_What is required_. Search the data for the string "name" and gather each line it is in.

_Figure record extracts_.
>>>

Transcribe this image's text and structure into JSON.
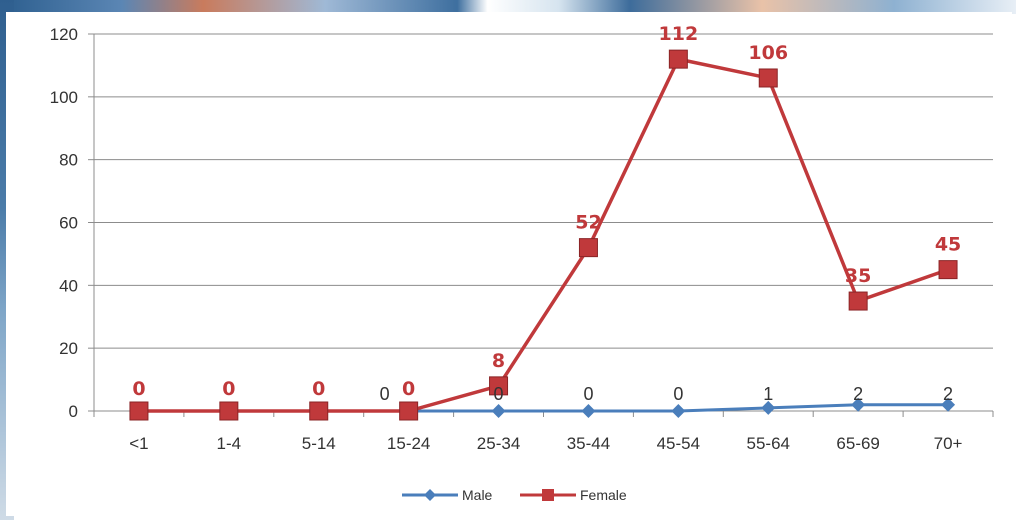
{
  "chart_data": {
    "type": "line",
    "categories": [
      "<1",
      "1-4",
      "5-14",
      "15-24",
      "25-34",
      "35-44",
      "45-54",
      "55-64",
      "65-69",
      "70+"
    ],
    "ylim": [
      0,
      120
    ],
    "yticks": [
      0,
      20,
      40,
      60,
      80,
      100,
      120
    ],
    "grid": true,
    "legend_placement": "bottom",
    "series": [
      {
        "name": "Male",
        "color": "#4a7ebb",
        "marker": "diamond",
        "values": [
          0,
          0,
          0,
          0,
          0,
          0,
          0,
          1,
          2,
          2
        ],
        "data_labels": [
          "",
          "",
          "",
          "0",
          "0",
          "0",
          "0",
          "1",
          "2",
          "2"
        ]
      },
      {
        "name": "Female",
        "color": "#c0393b",
        "marker": "square",
        "values": [
          0,
          0,
          0,
          0,
          8,
          52,
          112,
          106,
          35,
          45
        ],
        "data_labels": [
          "0",
          "0",
          "0",
          "0",
          "8",
          "52",
          "112",
          "106",
          "35",
          "45"
        ]
      }
    ]
  }
}
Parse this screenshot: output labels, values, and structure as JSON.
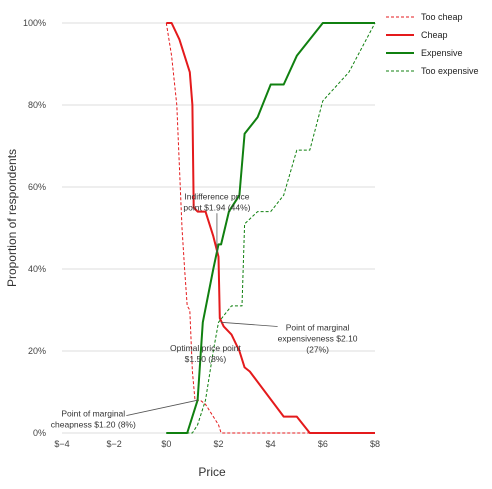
{
  "chart_data": {
    "type": "line",
    "xlabel": "Price",
    "ylabel": "Proportion of respondents",
    "xlim": [
      -4,
      8
    ],
    "ylim": [
      0,
      100
    ],
    "x_ticks": [
      "$−4",
      "$−2",
      "$0",
      "$2",
      "$4",
      "$6",
      "$8"
    ],
    "x_tick_values": [
      -4,
      -2,
      0,
      2,
      4,
      6,
      8
    ],
    "y_ticks": [
      "0%",
      "20%",
      "40%",
      "60%",
      "80%",
      "100%"
    ],
    "y_tick_values": [
      0,
      20,
      40,
      60,
      80,
      100
    ],
    "grid": "horizontal",
    "legend_position": "top-right",
    "series": [
      {
        "name": "Too cheap",
        "color": "#e41a1c",
        "style": "dashed",
        "points": [
          [
            0,
            100
          ],
          [
            0.2,
            92
          ],
          [
            0.4,
            80
          ],
          [
            0.5,
            65
          ],
          [
            0.6,
            50
          ],
          [
            0.7,
            40
          ],
          [
            0.8,
            31
          ],
          [
            0.9,
            30
          ],
          [
            1.0,
            15
          ],
          [
            1.1,
            8
          ],
          [
            1.3,
            8
          ],
          [
            1.5,
            7
          ],
          [
            1.8,
            4
          ],
          [
            2.0,
            2
          ],
          [
            2.1,
            0
          ],
          [
            8,
            0
          ]
        ]
      },
      {
        "name": "Cheap",
        "color": "#e41a1c",
        "style": "solid",
        "points": [
          [
            0,
            100
          ],
          [
            0.2,
            100
          ],
          [
            0.5,
            96
          ],
          [
            0.7,
            92
          ],
          [
            0.9,
            88
          ],
          [
            1.0,
            80
          ],
          [
            1.05,
            55
          ],
          [
            1.2,
            54
          ],
          [
            1.5,
            54
          ],
          [
            1.8,
            48
          ],
          [
            2.0,
            43
          ],
          [
            2.05,
            28
          ],
          [
            2.2,
            26
          ],
          [
            2.5,
            24
          ],
          [
            2.8,
            20
          ],
          [
            3.0,
            16
          ],
          [
            3.2,
            15
          ],
          [
            4.5,
            4
          ],
          [
            5.0,
            4
          ],
          [
            5.5,
            0
          ],
          [
            8,
            0
          ]
        ]
      },
      {
        "name": "Expensive",
        "color": "#108010",
        "style": "solid",
        "points": [
          [
            0,
            0
          ],
          [
            0.8,
            0
          ],
          [
            1.0,
            4
          ],
          [
            1.2,
            8
          ],
          [
            1.4,
            27
          ],
          [
            1.8,
            40
          ],
          [
            2.0,
            46
          ],
          [
            2.1,
            46
          ],
          [
            2.4,
            54
          ],
          [
            2.8,
            58
          ],
          [
            3.0,
            73
          ],
          [
            3.5,
            77
          ],
          [
            4.0,
            85
          ],
          [
            4.5,
            85
          ],
          [
            5.0,
            92
          ],
          [
            6.0,
            100
          ],
          [
            8,
            100
          ]
        ]
      },
      {
        "name": "Too expensive",
        "color": "#108010",
        "style": "dashed",
        "points": [
          [
            0,
            0
          ],
          [
            1.0,
            0
          ],
          [
            1.2,
            2
          ],
          [
            1.5,
            8
          ],
          [
            1.8,
            20
          ],
          [
            2.0,
            27
          ],
          [
            2.5,
            31
          ],
          [
            2.9,
            31
          ],
          [
            3.0,
            51
          ],
          [
            3.5,
            54
          ],
          [
            4.0,
            54
          ],
          [
            4.5,
            58
          ],
          [
            5.0,
            69
          ],
          [
            5.5,
            69
          ],
          [
            6.0,
            81
          ],
          [
            7.0,
            88
          ],
          [
            8.0,
            100
          ]
        ]
      }
    ],
    "annotations": [
      {
        "name": "point-of-marginal-cheapness",
        "lines": [
          "Point of marginal",
          "cheapness $1.20 (8%)"
        ],
        "target": [
          1.2,
          8
        ],
        "label_at": [
          -2.8,
          4
        ],
        "align": "middle"
      },
      {
        "name": "optimal-price-point",
        "lines": [
          "Optimal price point",
          "$1.50 (8%)"
        ],
        "target": [
          1.5,
          8
        ],
        "label_at": [
          1.5,
          20
        ],
        "align": "middle",
        "no_leader": true
      },
      {
        "name": "indifference-price-point",
        "lines": [
          "Indifference price",
          "point $1.94 (44%)"
        ],
        "target": [
          1.94,
          44
        ],
        "label_at": [
          1.94,
          57
        ],
        "align": "middle"
      },
      {
        "name": "point-of-marginal-expensiveness",
        "lines": [
          "Point of marginal",
          "expensiveness $2.10",
          "(27%)"
        ],
        "target": [
          2.1,
          27
        ],
        "label_at": [
          5.8,
          25
        ],
        "align": "middle"
      }
    ]
  }
}
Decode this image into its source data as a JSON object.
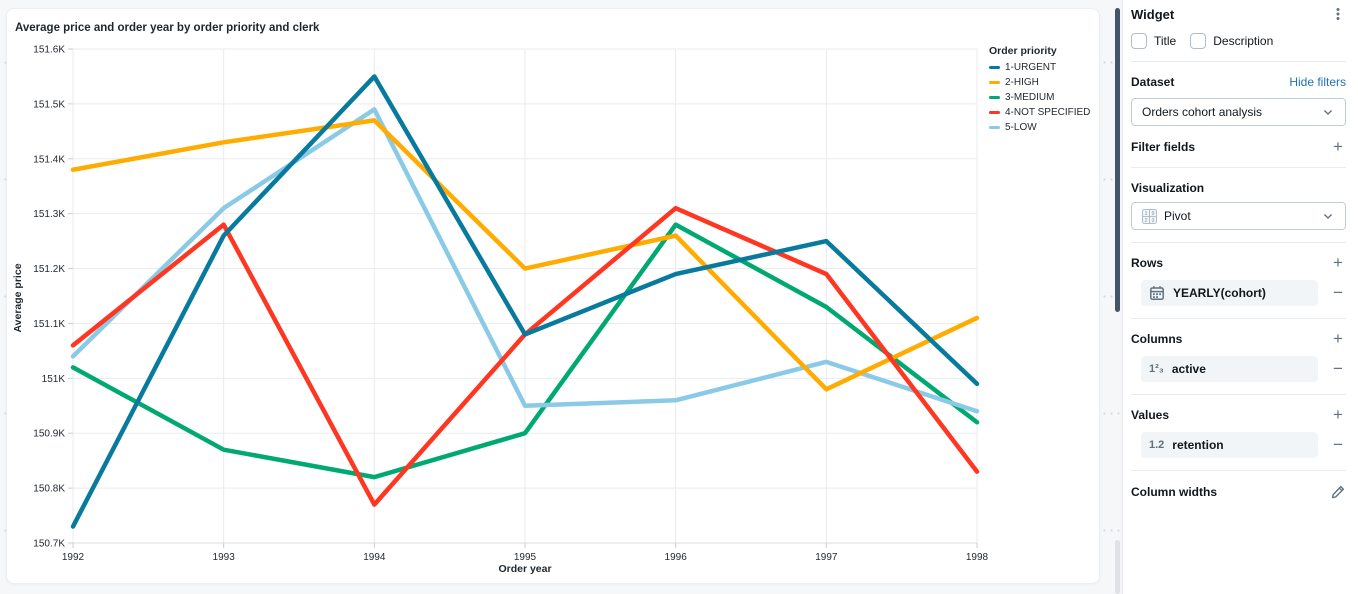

<<<

_Reply_.
        "name": "Male",
        "name": "Female",
        "name": "Too cheap",
        "name": "Cheap",
        "name": "Expensive",
        "name": "Too expensive",
        "name": "point-of-marginal-cheapness",
        "name": "optimal-price-point",
        "name": "indifference-price-point",
        "name": "point-of-marginal-expensiveness",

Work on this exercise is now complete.